==== Показанный фрагмент
Выбрать главу

Мы жили на Покровском бульваре, а он работал в Колпачном переулке. Это буквально в пяти минутах ходьбы от нашего дома. Правда, нам приходилось записываться к нему на приём, у Лёни другой возможности повидаться с нами не было. Таким образом мы и встречались.

Однажды мы ему сказали, что очень просим его уехать. Он, конечно, ответил, что сделать этого не может, что он часть команды. Мы объясняли, что он всё равно никак помочь не сможет. Противники ЮКОСа сделают то, что задумали. На их стороне власть, пусть и неправедная, но власть. Мы с Борисом, наконец, сказали ему то, что мучило нас и не давало спокойно жить:

- Лёня, ты должен понять, если с тобой что-то случится, мы просто не выдержим.
========
==== Записи
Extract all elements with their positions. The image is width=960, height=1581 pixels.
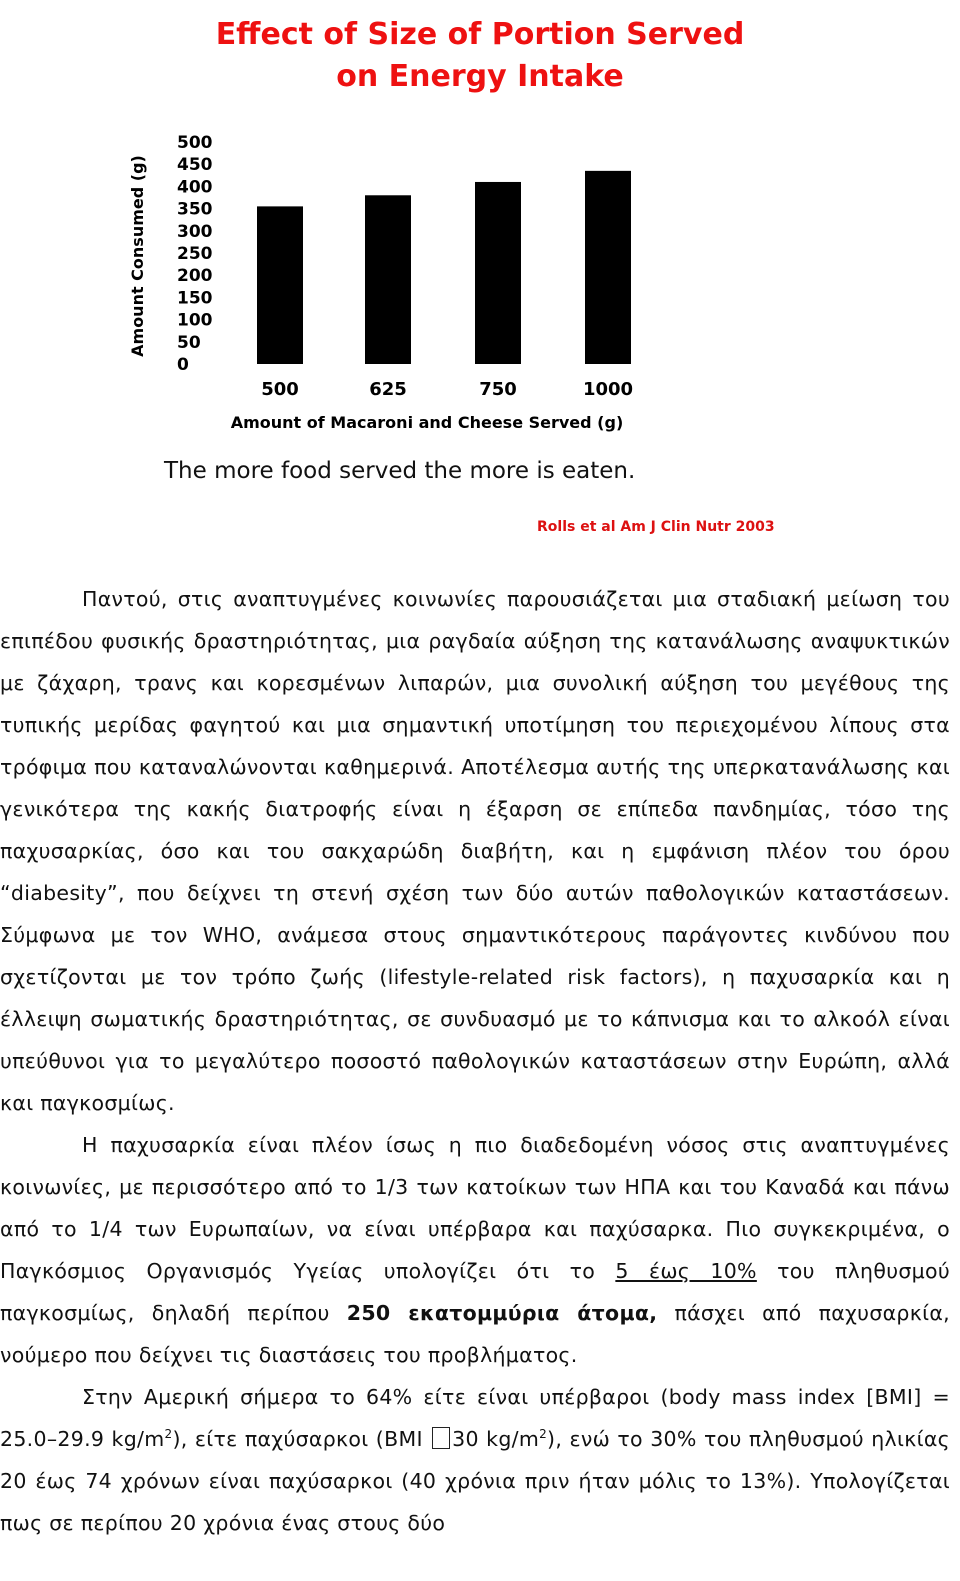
bar <box>365 195 411 364</box>
y-tick-label: 450 <box>177 155 213 176</box>
x-tick-label: 1000 <box>582 379 634 400</box>
paragraph-2-text-a: Η παχυσαρκία είναι πλέον ίσως η πιο διαδεδομένη νόσος στις αναπτυγμένες κοινωνίες, με περισσότερο από το 1/3 των κατοίκων των ΗΠΑ και του Καναδά και πάνω από το 1/4 των Ευρωπαίων, να είναι υπέρβαρα και παχύσαρκα. Πιο συγκεκριμένα, ο Παγκόσμιος Οργανισμός Υγείας υπολογίζει ότι το <box>0 1133 950 1283</box>
y-tick-label: 0 <box>177 355 189 375</box>
paragraph-3 <box>0 1376 950 1544</box>
paragraph-2-text-b: του πληθυσμού παγκοσμίως, δηλαδή περίπου <box>0 1259 950 1325</box>
body-text <box>0 578 950 1544</box>
paragraph-3-text-c: 30 kg/m <box>452 1427 540 1451</box>
missing-glyph-icon <box>432 1427 450 1449</box>
figure-title-line1: Effect of Size of Portion Served <box>215 17 745 52</box>
bar <box>585 171 631 364</box>
x-tick-label: 750 <box>479 379 517 400</box>
bar <box>475 182 521 364</box>
figure-citation: Rolls et al Am J Clin Nutr 2003 <box>537 519 775 535</box>
bar-chart <box>0 0 960 450</box>
figure <box>0 0 960 560</box>
x-tick-labels <box>261 379 633 400</box>
y-tick-labels <box>177 133 213 375</box>
x-tick-label: 500 <box>261 379 299 400</box>
paragraph-3-text-a: Στην Αμερική σήμερα το 64% είτε είναι υπέρβαροι (body mass index [BMI] = 25.0–29.9 kg/m <box>0 1385 950 1451</box>
y-tick-label: 200 <box>177 266 213 287</box>
y-tick-label: 100 <box>177 310 213 331</box>
paragraph-2 <box>0 1124 950 1376</box>
paragraph-1-text-b: “diabesity”, που δείχνει τη στενή σχέση των δύο αυτών παθολογικών καταστάσεων. Σύμφωνα με τον WHO, ανάμεσα στους σημαντικότερους παράγοντες κινδύνου που σχετίζονται με τον τρόπο ζωής (lifestyle-related risk factors), η παχυσαρκία και η έλλειψη σωματικής δραστηριότητας, σε συνδυασμό με το κάπνισμα και το αλκοόλ είναι υπεύθυνοι για το μεγαλύτερο ποσοστό παθολογικών καταστάσεων στην Ευρώπη, αλλά και παγκοσμίως. <box>0 881 950 1115</box>
underlined-percentage: 5 έως 10% <box>615 1259 757 1283</box>
y-tick-label: 50 <box>177 332 201 353</box>
paragraph-2-text-c: πάσχει από παχυσαρκία, νούμερο που δείχνει τις διαστάσεις του προβλήματος. <box>0 1301 950 1367</box>
superscript-2-b: 2 <box>539 1427 548 1442</box>
y-tick-label: 350 <box>177 199 213 220</box>
paragraph-1-text-a: Παντού, στις αναπτυγμένες κοινωνίες παρουσιάζεται μια σταδιακή μείωση του επιπέδου φυσικής δραστηριότητας, μια ραγδαία αύξηση της κατανάλωσης αναψυκτικών με ζάχαρη, τρανς και κορεσμένων λιπαρών, μια συνολική αύξηση του μεγέθους της τυπικής μερίδας φαγητού και μια σημαντική υποτίμηση του περιεχομένου λίπους στα τρόφιμα που καταναλώνονται καθημερινά. Αποτέλεσμα αυτής της υπερκατανάλωσης και γενικότερα της κακής διατροφής είναι η έξαρση σε επίπεδα πανδημίας, τόσο της παχυσαρκίας, όσο και του σακχαρώδη διαβήτη, και η εμφάνιση πλέον του όρου <box>0 587 950 863</box>
bold-population-count: 250 εκατομμύρια άτομα, <box>346 1301 658 1325</box>
y-tick-label: 150 <box>177 288 213 309</box>
figure-caption: The more food served the more is eaten. <box>164 458 636 484</box>
paragraph-3-text-d: ), ενώ το 30% του πληθυσμού ηλικίας 20 έως 74 χρόνων είναι παχύσαρκοι (40 χρόνια πριν ήταν μόλις το 13%). Υπολογίζεται πως σε περίπου 20 χρόνια ένας στους δύο <box>0 1427 950 1535</box>
bars <box>257 171 631 364</box>
y-tick-label: 500 <box>177 133 213 153</box>
bar <box>257 206 303 364</box>
y-axis-label: Amount Consumed (g) <box>128 155 147 357</box>
y-tick-label: 400 <box>177 177 213 198</box>
superscript-2-a: 2 <box>164 1427 173 1442</box>
paragraph-3-text-b: ), είτε παχύσαρκοι (BMI <box>172 1427 423 1451</box>
y-tick-label: 250 <box>177 244 213 264</box>
y-tick-label: 300 <box>177 221 213 242</box>
x-tick-label: 625 <box>369 379 407 400</box>
paragraph-1 <box>0 578 950 1124</box>
figure-title-line2: on Energy Intake <box>336 59 624 94</box>
x-axis-label: Amount of Macaroni and Cheese Served (g) <box>230 413 624 432</box>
========
Задание и требования
Процитируйте из фрагмента о Лёне и ЮКОСе часть, которая открывается словами «Мы жили на Покровском» и завершается словами «мы и встречались.».

Решение
Мы жили на Покровском бульваре, а он работал в Колпачном переулке. Это буквально в пяти минутах ходьбы от нашего дома. Правда, нам приходилось записываться к нему на приём, у Лёни другой возможности повидаться с нами не было. Таким образом мы и встречались.